THE TASK
Repeat each record exactly as written, and drop any images.

[Saved entries]
[BEGIN]
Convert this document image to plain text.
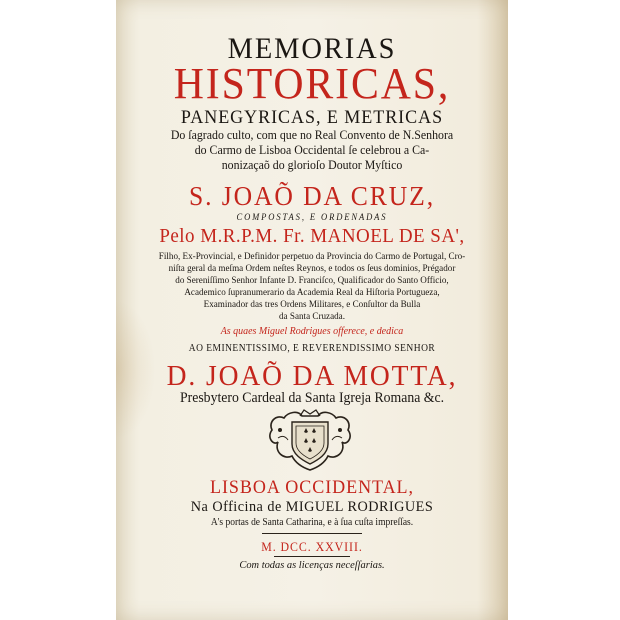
MEMORIAS
HISTORICAS,
PANEGYRICAS, E METRICAS
Do ſagrado culto, com que no Real Convento de N.Senhora
do Carmo de Lisboa Occidental ſe celebrou a Ca-
nonizaçaõ do glorioſo Doutor Myſtico
S. JOAÕ DA CRUZ,
COMPOSTAS, E ORDENADAS
Pelo M.R.P.M. Fr. MANOEL DE SA',
Filho, Ex-Provincial, e Definidor perpetuo da Provincia do Carmo de Portugal, Cro-
niſta geral da meſma Ordem neſtes Reynos, e todos os ſeus dominios, Prégador
do Sereniſſimo Senhor Infante D. Franciſco, Qualificador do Santo Officio,
Academico ſupranumerario da Academia Real da Hiſtoria Portugueza,
Examinador das tres Ordens Militares, e Conſultor da Bulla
da Santa Cruzada.
As quaes Miguel Rodrigues offerece, e dedica
AO EMINENTISSIMO, E REVERENDISSIMO SENHOR
D. JOAÕ DA MOTTA,
Presbytero Cardeal da Santa Igreja Romana &c.
LISBOA OCCIDENTAL,
Na Officina de MIGUEL RODRIGUES
A's portas de Santa Catharina, e à ſua cuſta impreſſas.
M. DCC. XXVIII.
Com todas as licenças neceſſarias.
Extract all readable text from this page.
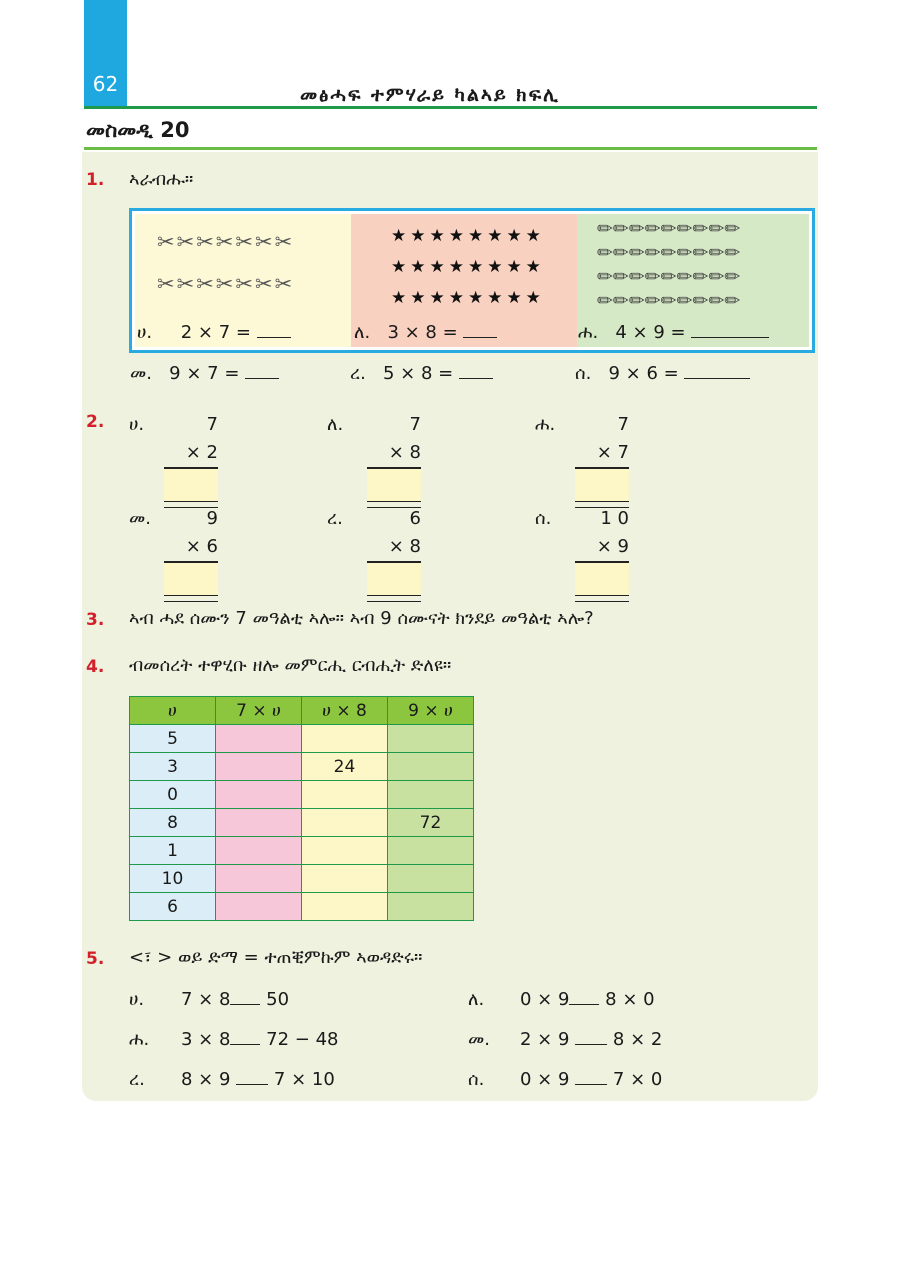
62	መፅሓፍ ተምሃራይ ካልኣይ ክፍሊ
መስመዲ 20
1. ኣራብሑ።
✂✂✂✂✂✂✂
✂✂✂✂✂✂✂
★★★★★★★★
★★★★★★★★
★★★★★★★★
✏✏✏✏✏✏✏✏✏
✏✏✏✏✏✏✏✏✏
✏✏✏✏✏✏✏✏✏
✏✏✏✏✏✏✏✏✏
ሀ. 2 × 7 =	ለ. 3 × 8 =	ሐ. 4 × 9 =
መ. 9 × 7 =	ረ. 5 × 8 =	ሰ. 9 × 6 =
2. ሀ.	7
× 2
ለ.	7
× 8
ሐ.	7
× 7
መ.	9
× 6
ረ.	6
× 8
ሰ.	1 0
× 9
3. ኣብ ሓደ ሰሙን 7 መዓልቲ ኣሎ። ኣብ 9 ሰሙናት ክንደይ መዓልቲ ኣሎ?
4. ብመሰረት ተዋሂቡ ዘሎ መምርሒ ርብሒት ድለዩ።
ሀ	7 × ሀ	ሀ × 8	9 × ሀ
5			
3		24	
0			
8			72
1			
10			
6			
5. <፣ > ወይ ድማ = ተጠቒምኩም ኣወዳድሩ።
ሀ. 7 × 8 50	ለ. 0 × 9 8 × 0
ሐ. 3 × 8 72 − 48	መ. 2 × 9 8 × 2
ረ. 8 × 9 7 × 10	ሰ. 0 × 9 7 × 0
[END]
EXERCISE SOLUTION
Convert this document image to plain text.
MEMORIAS
HISTORICAS,
PANEGYRICAS, E METRICAS
Do ſagrado culto, com que no Real Convento de N.Senhora
do Carmo de Lisboa Occidental ſe celebrou a Ca-
nonizaçaõ do glorioſo Doutor Myſtico
S. JOAÕ DA CRUZ,
COMPOSTAS, E ORDENADAS
Pelo M.R.P.M. Fr. MANOEL DE SA',
Filho, Ex-Provincial, e Definidor perpetuo da Provincia do Carmo de Portugal, Cro-
niſta geral da meſma Ordem neſtes Reynos, e todos os ſeus dominios, Prégador
do Sereniſſimo Senhor Infante D. Franciſco, Qualificador do Santo Officio,
Academico ſupranumerario da Academia Real da Hiſtoria Portugueza,
Examinador das tres Ordens Militares, e Conſultor da Bulla
da Santa Cruzada.
As quaes Miguel Rodrigues offerece, e dedica
AO EMINENTISSIMO, E REVERENDISSIMO SENHOR
D. JOAÕ DA MOTTA,
Presbytero Cardeal da Santa Igreja Romana &c.
LISBOA OCCIDENTAL,
Na Officina de MIGUEL RODRIGUES
A's portas de Santa Catharina, e à ſua cuſta impreſſas.
M. DCC. XXVIII.
Com todas as licenças neceſſarias.
Extract all readable text from this page.
62	መፅሓፍ ተምሃራይ ካልኣይ ክፍሊ
መስመዲ 20
1. ኣራብሑ።
✂✂✂✂✂✂✂
✂✂✂✂✂✂✂
★★★★★★★★
★★★★★★★★
★★★★★★★★
✏✏✏✏✏✏✏✏✏
✏✏✏✏✏✏✏✏✏
✏✏✏✏✏✏✏✏✏
✏✏✏✏✏✏✏✏✏
ሀ. 2 × 7 =	ለ. 3 × 8 =	ሐ. 4 × 9 =
መ. 9 × 7 =	ረ. 5 × 8 =	ሰ. 9 × 6 =
2. ሀ.	7
× 2
ለ.	7
× 8
ሐ.	7
× 7
መ.	9
× 6
ረ.	6
× 8
ሰ.	1 0
× 9
3. ኣብ ሓደ ሰሙን 7 መዓልቲ ኣሎ። ኣብ 9 ሰሙናት ክንደይ መዓልቲ ኣሎ?
4. ብመሰረት ተዋሂቡ ዘሎ መምርሒ ርብሒት ድለዩ።
ሀ	7 × ሀ	ሀ × 8	9 × ሀ
5			
3		24	
0			
8			72
1			
10			
6			
5. <፣ > ወይ ድማ = ተጠቒምኩም ኣወዳድሩ።
ሀ. 7 × 8 50	ለ. 0 × 9 8 × 0
ሐ. 3 × 8 72 − 48	መ. 2 × 9 8 × 2
ረ. 8 × 9 7 × 10	ሰ. 0 × 9 7 × 0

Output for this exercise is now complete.